**Requirement:**
Copy out the lines that have "title" in them.

**Task input:**

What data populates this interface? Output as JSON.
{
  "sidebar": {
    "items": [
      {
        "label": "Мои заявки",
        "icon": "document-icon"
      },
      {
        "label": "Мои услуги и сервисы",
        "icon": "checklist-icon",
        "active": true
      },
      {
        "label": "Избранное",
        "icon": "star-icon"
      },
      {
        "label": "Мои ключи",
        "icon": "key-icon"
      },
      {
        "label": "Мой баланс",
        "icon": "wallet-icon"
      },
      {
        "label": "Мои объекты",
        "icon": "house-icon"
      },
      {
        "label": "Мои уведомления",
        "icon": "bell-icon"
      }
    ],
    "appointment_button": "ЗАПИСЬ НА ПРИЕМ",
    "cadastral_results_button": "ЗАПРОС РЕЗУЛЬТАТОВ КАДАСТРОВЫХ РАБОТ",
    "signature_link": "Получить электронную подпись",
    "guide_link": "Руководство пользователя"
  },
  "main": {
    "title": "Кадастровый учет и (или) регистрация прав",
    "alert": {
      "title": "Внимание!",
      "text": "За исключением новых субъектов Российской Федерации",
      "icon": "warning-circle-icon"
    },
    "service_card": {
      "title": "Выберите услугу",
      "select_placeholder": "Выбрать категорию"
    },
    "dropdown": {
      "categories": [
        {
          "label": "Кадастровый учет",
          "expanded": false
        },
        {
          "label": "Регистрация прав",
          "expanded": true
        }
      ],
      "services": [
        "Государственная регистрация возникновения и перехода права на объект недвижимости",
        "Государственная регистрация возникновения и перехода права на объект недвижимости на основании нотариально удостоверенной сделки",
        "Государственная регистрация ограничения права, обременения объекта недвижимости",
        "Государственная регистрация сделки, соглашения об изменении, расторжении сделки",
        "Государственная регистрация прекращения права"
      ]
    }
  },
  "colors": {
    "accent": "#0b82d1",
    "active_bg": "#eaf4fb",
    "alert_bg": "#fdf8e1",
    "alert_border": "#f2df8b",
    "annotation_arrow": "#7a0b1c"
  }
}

**Exercise output:**
    "title": "Кадастровый учет и (или) регистрация прав",
      "title": "Внимание!",
      "title": "Выберите услугу",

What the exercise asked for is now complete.